Available records =
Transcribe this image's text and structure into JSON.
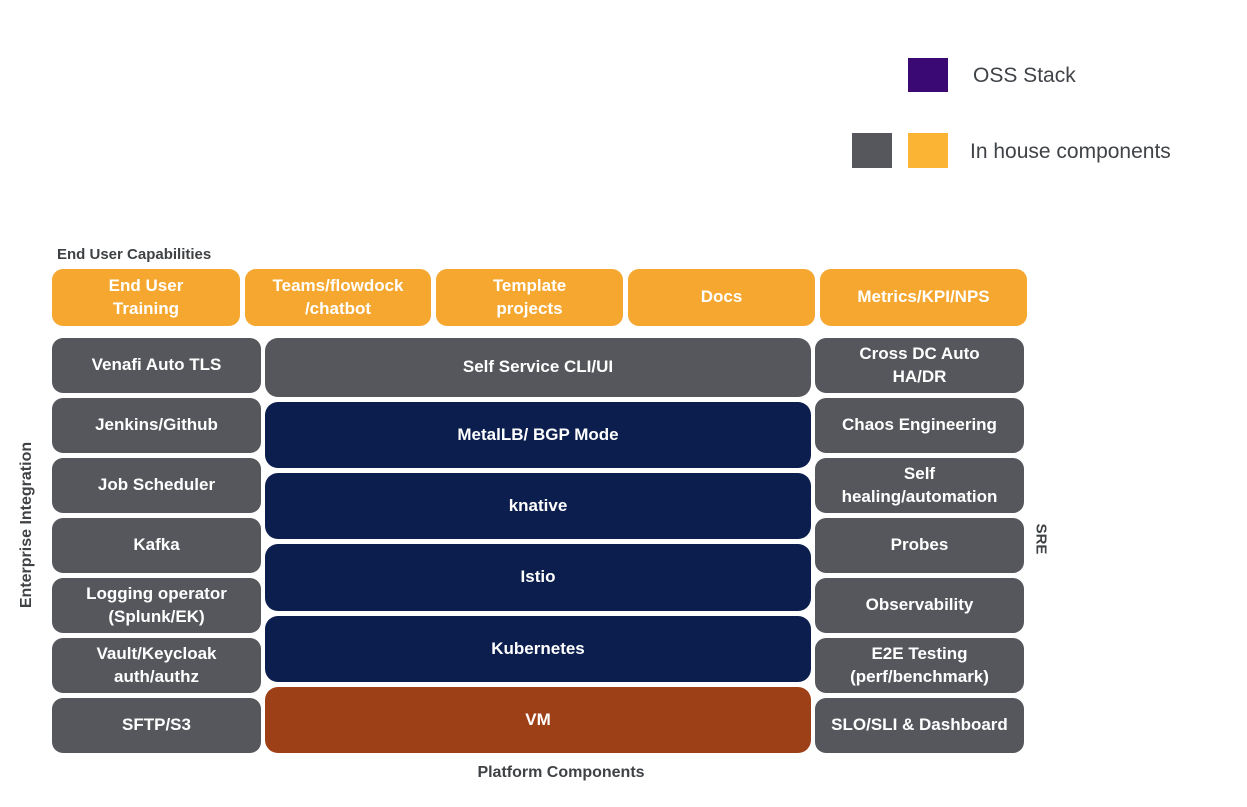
{
  "legend": {
    "oss_label": "OSS Stack",
    "inhouse_label": "In house components",
    "oss_swatch_color": "#3A0973",
    "gray_swatch_color": "#55575C",
    "orange_swatch_color": "#FBB433"
  },
  "labels": {
    "end_user_capabilities": "End User Capabilities",
    "enterprise_integration": "Enterprise Integration",
    "sre": "SRE",
    "platform_components": "Platform Components"
  },
  "colors": {
    "capability_box": "#F5A72F",
    "inhouse_box": "#55575C",
    "oss_box": "#0C1E4E",
    "vm_box": "#9E4017",
    "heading_text": "#3F4245",
    "box_text": "#FFFFFF"
  },
  "top_row": [
    "End User\nTraining",
    "Teams/flowdock\n/chatbot",
    "Template\nprojects",
    "Docs",
    "Metrics/KPI/NPS"
  ],
  "left_column": [
    "Venafi Auto TLS",
    "Jenkins/Github",
    "Job Scheduler",
    "Kafka",
    "Logging operator\n(Splunk/EK)",
    "Vault/Keycloak\nauth/authz",
    "SFTP/S3"
  ],
  "middle_column": [
    {
      "label": "Self Service CLI/UI",
      "type": "inhouse"
    },
    {
      "label": "MetalLB/ BGP Mode",
      "type": "oss"
    },
    {
      "label": "knative",
      "type": "oss"
    },
    {
      "label": "Istio",
      "type": "oss"
    },
    {
      "label": "Kubernetes",
      "type": "oss"
    },
    {
      "label": "VM",
      "type": "vm"
    }
  ],
  "right_column": [
    "Cross DC Auto\nHA/DR",
    "Chaos Engineering",
    "Self\nhealing/automation",
    "Probes",
    "Observability",
    "E2E Testing\n(perf/benchmark)",
    "SLO/SLI & Dashboard"
  ]
}
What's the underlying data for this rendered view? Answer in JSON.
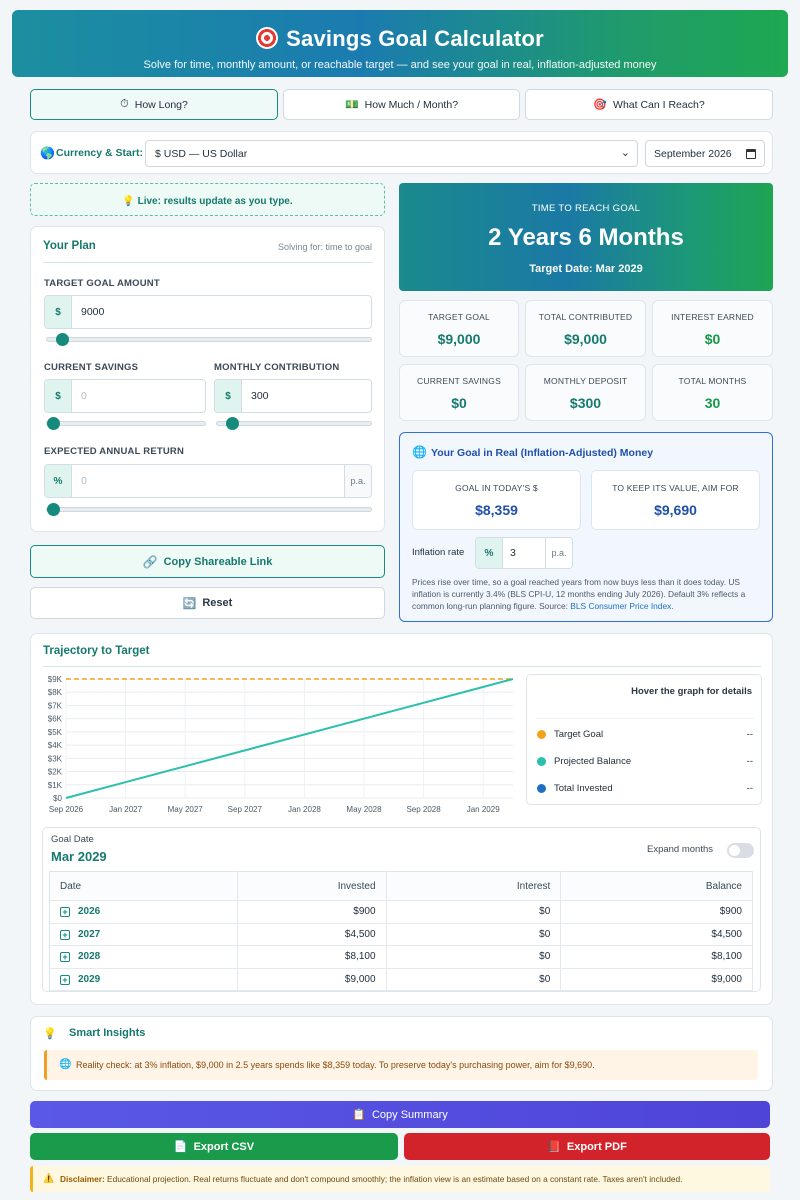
{
  "header": {
    "title": "Savings Goal Calculator",
    "subtitle": "Solve for time, monthly amount, or reachable target — and see your goal in real, inflation-adjusted money"
  },
  "tabs": [
    {
      "label": "How Long?",
      "icon": "stopwatch-icon",
      "glyph": "⏱"
    },
    {
      "label": "How Much / Month?",
      "icon": "money-icon",
      "glyph": "💵"
    },
    {
      "label": "What Can I Reach?",
      "icon": "target-icon",
      "glyph": "🎯"
    }
  ],
  "currency": {
    "label": "Currency & Start:",
    "selected": "$ USD — US Dollar",
    "start_date": "September 2026"
  },
  "live_note": "Live: results update as you type.",
  "plan": {
    "title": "Your Plan",
    "solving_for": "Solving for: time to goal",
    "target_label": "TARGET GOAL AMOUNT",
    "target_prefix": "$",
    "target_value": "9000",
    "current_label": "CURRENT SAVINGS",
    "current_prefix": "$",
    "current_placeholder": "0",
    "monthly_label": "MONTHLY CONTRIBUTION",
    "monthly_prefix": "$",
    "monthly_value": "300",
    "return_label": "EXPECTED ANNUAL RETURN",
    "return_prefix": "%",
    "return_placeholder": "0",
    "return_suffix": "p.a.",
    "sliders": {
      "target": 0.03,
      "current": 0.0,
      "monthly": 0.06,
      "return": 0.0
    }
  },
  "buttons": {
    "copy_link": "Copy Shareable Link",
    "reset": "Reset",
    "copy_summary": "Copy Summary",
    "export_csv": "Export CSV",
    "export_pdf": "Export PDF"
  },
  "result": {
    "label": "TIME TO REACH GOAL",
    "value": "2 Years 6 Months",
    "target_date": "Target Date: Mar 2029"
  },
  "stats": [
    {
      "label": "TARGET GOAL",
      "value": "$9,000",
      "color": "#167a6e"
    },
    {
      "label": "TOTAL CONTRIBUTED",
      "value": "$9,000",
      "color": "#167a6e"
    },
    {
      "label": "INTEREST EARNED",
      "value": "$0",
      "color": "#15984b"
    },
    {
      "label": "CURRENT SAVINGS",
      "value": "$0",
      "color": "#167a6e"
    },
    {
      "label": "MONTHLY DEPOSIT",
      "value": "$300",
      "color": "#167a6e"
    },
    {
      "label": "TOTAL MONTHS",
      "value": "30",
      "color": "#15984b"
    }
  ],
  "inflation": {
    "title": "Your Goal in Real (Inflation-Adjusted) Money",
    "today_label": "GOAL IN TODAY'S $",
    "today_value": "$8,359",
    "aim_label": "TO KEEP ITS VALUE, AIM FOR",
    "aim_value": "$9,690",
    "rate_label": "Inflation rate",
    "rate_prefix": "%",
    "rate_value": "3",
    "rate_suffix": "p.a.",
    "note": "Prices rise over time, so a goal reached years from now buys less than it does today. US inflation is currently 3.4% (BLS CPI-U, 12 months ending July 2026). Default 3% reflects a common long-run planning figure. Source: ",
    "source_link": "BLS Consumer Price Index."
  },
  "trajectory": {
    "title": "Trajectory to Target",
    "hover_hint": "Hover the graph for details",
    "legend": [
      {
        "name": "Target Goal",
        "value": "--",
        "color": "#f2a31b"
      },
      {
        "name": "Projected Balance",
        "value": "--",
        "color": "#2bbfae"
      },
      {
        "name": "Total Invested",
        "value": "--",
        "color": "#1f6fc6"
      }
    ]
  },
  "chart_data": {
    "type": "line",
    "y_ticks": [
      "$0",
      "$1K",
      "$2K",
      "$3K",
      "$4K",
      "$5K",
      "$6K",
      "$7K",
      "$8K",
      "$9K"
    ],
    "x_ticks": [
      "Sep 2026",
      "Jan 2027",
      "May 2027",
      "Sep 2027",
      "Jan 2028",
      "May 2028",
      "Sep 2028",
      "Jan 2029"
    ],
    "ylim": [
      0,
      9000
    ],
    "x_months": [
      0,
      30
    ],
    "series": [
      {
        "name": "Target Goal",
        "style": "dashed",
        "color": "#f2a31b",
        "points": [
          [
            0,
            9000
          ],
          [
            30,
            9000
          ]
        ]
      },
      {
        "name": "Projected Balance",
        "style": "solid",
        "color": "#2bbfae",
        "points": [
          [
            0,
            0
          ],
          [
            30,
            9000
          ]
        ]
      }
    ],
    "grid": true
  },
  "schedule": {
    "goal_date_label": "Goal Date",
    "goal_date": "Mar 2029",
    "expand_label": "Expand months",
    "columns": [
      "Date",
      "Invested",
      "Interest",
      "Balance"
    ],
    "rows": [
      {
        "date": "2026",
        "invested": "$900",
        "interest": "$0",
        "balance": "$900"
      },
      {
        "date": "2027",
        "invested": "$4,500",
        "interest": "$0",
        "balance": "$4,500"
      },
      {
        "date": "2028",
        "invested": "$8,100",
        "interest": "$0",
        "balance": "$8,100"
      },
      {
        "date": "2029",
        "invested": "$9,000",
        "interest": "$0",
        "balance": "$9,000"
      }
    ]
  },
  "insights": {
    "title": "Smart Insights",
    "message": "Reality check: at 3% inflation, $9,000 in 2.5 years spends like $8,359 today. To preserve today's purchasing power, aim for $9,690."
  },
  "disclaimer": {
    "label": "Disclaimer:",
    "text": "Educational projection. Real returns fluctuate and don't compound smoothly; the inflation view is an estimate based on a constant rate. Taxes aren't included."
  },
  "colors": {
    "accent": "#178a7e",
    "brand_blue": "#1f6fc6",
    "csv_green": "#1a9a4b",
    "pdf_red": "#d2232a"
  }
}
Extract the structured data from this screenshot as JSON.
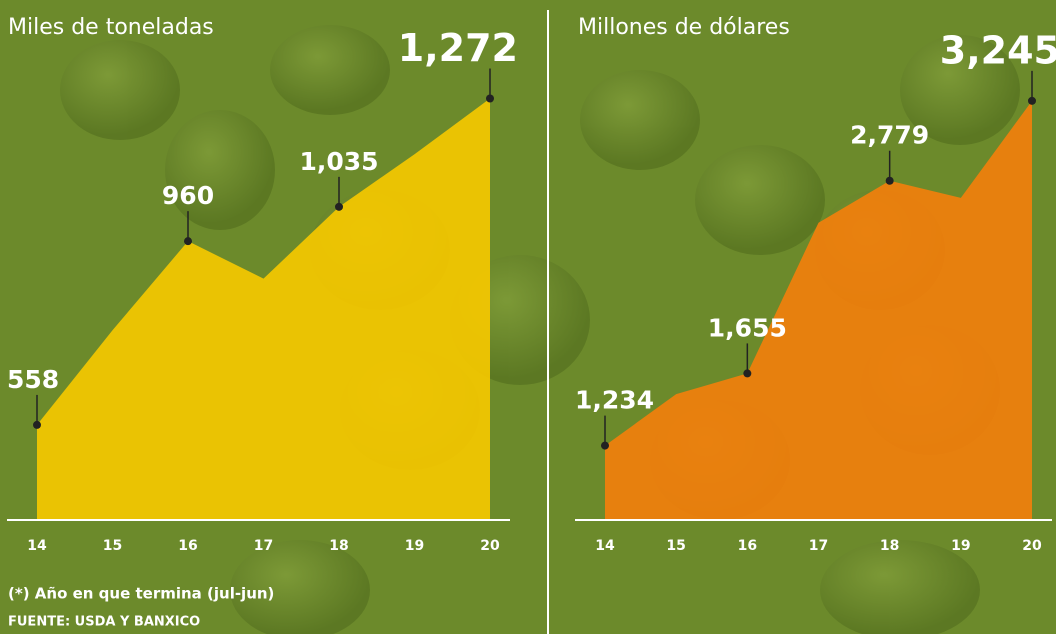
{
  "chart_data": [
    {
      "type": "area",
      "title": "Miles de toneladas",
      "categories": [
        "14",
        "15",
        "16",
        "17",
        "18",
        "19",
        "20"
      ],
      "values": [
        558,
        765,
        960,
        878,
        1035,
        1150,
        1272
      ],
      "value_labels": [
        "558",
        null,
        "960",
        null,
        "1,035",
        null,
        "1,272"
      ],
      "color": "#f5c800",
      "ylim": [
        350,
        1400
      ]
    },
    {
      "type": "area",
      "title": "Millones de dólares",
      "categories": [
        "14",
        "15",
        "16",
        "17",
        "18",
        "19",
        "20"
      ],
      "values": [
        1234,
        1534,
        1655,
        2534,
        2779,
        2679,
        3245
      ],
      "value_labels": [
        "1,234",
        null,
        "1,655",
        null,
        "2,779",
        null,
        "3,245"
      ],
      "color": "#f27f0c",
      "ylim": [
        800,
        3600
      ]
    }
  ],
  "notes": {
    "footnote": "(*) Año en que termina (jul-jun)",
    "source": "FUENTE: USDA Y BANXICO"
  }
}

Instruction =
Output the line containing "Extract the structured" along with every line after it to the end of the material, exactly as written, but without pictures.

Output below =
Extract the structured data from this screenshot as JSON.
{
  "chart_data": [
    {
      "type": "area",
      "title": "Miles de toneladas",
      "categories": [
        "14",
        "15",
        "16",
        "17",
        "18",
        "19",
        "20"
      ],
      "values": [
        558,
        765,
        960,
        878,
        1035,
        1150,
        1272
      ],
      "value_labels": [
        "558",
        null,
        "960",
        null,
        "1,035",
        null,
        "1,272"
      ],
      "color": "#f5c800",
      "ylim": [
        350,
        1400
      ]
    },
    {
      "type": "area",
      "title": "Millones de dólares",
      "categories": [
        "14",
        "15",
        "16",
        "17",
        "18",
        "19",
        "20"
      ],
      "values": [
        1234,
        1534,
        1655,
        2534,
        2779,
        2679,
        3245
      ],
      "value_labels": [
        "1,234",
        null,
        "1,655",
        null,
        "2,779",
        null,
        "3,245"
      ],
      "color": "#f27f0c",
      "ylim": [
        800,
        3600
      ]
    }
  ],
  "notes": {
    "footnote": "(*) Año en que termina (jul-jun)",
    "source": "FUENTE: USDA Y BANXICO"
  }
}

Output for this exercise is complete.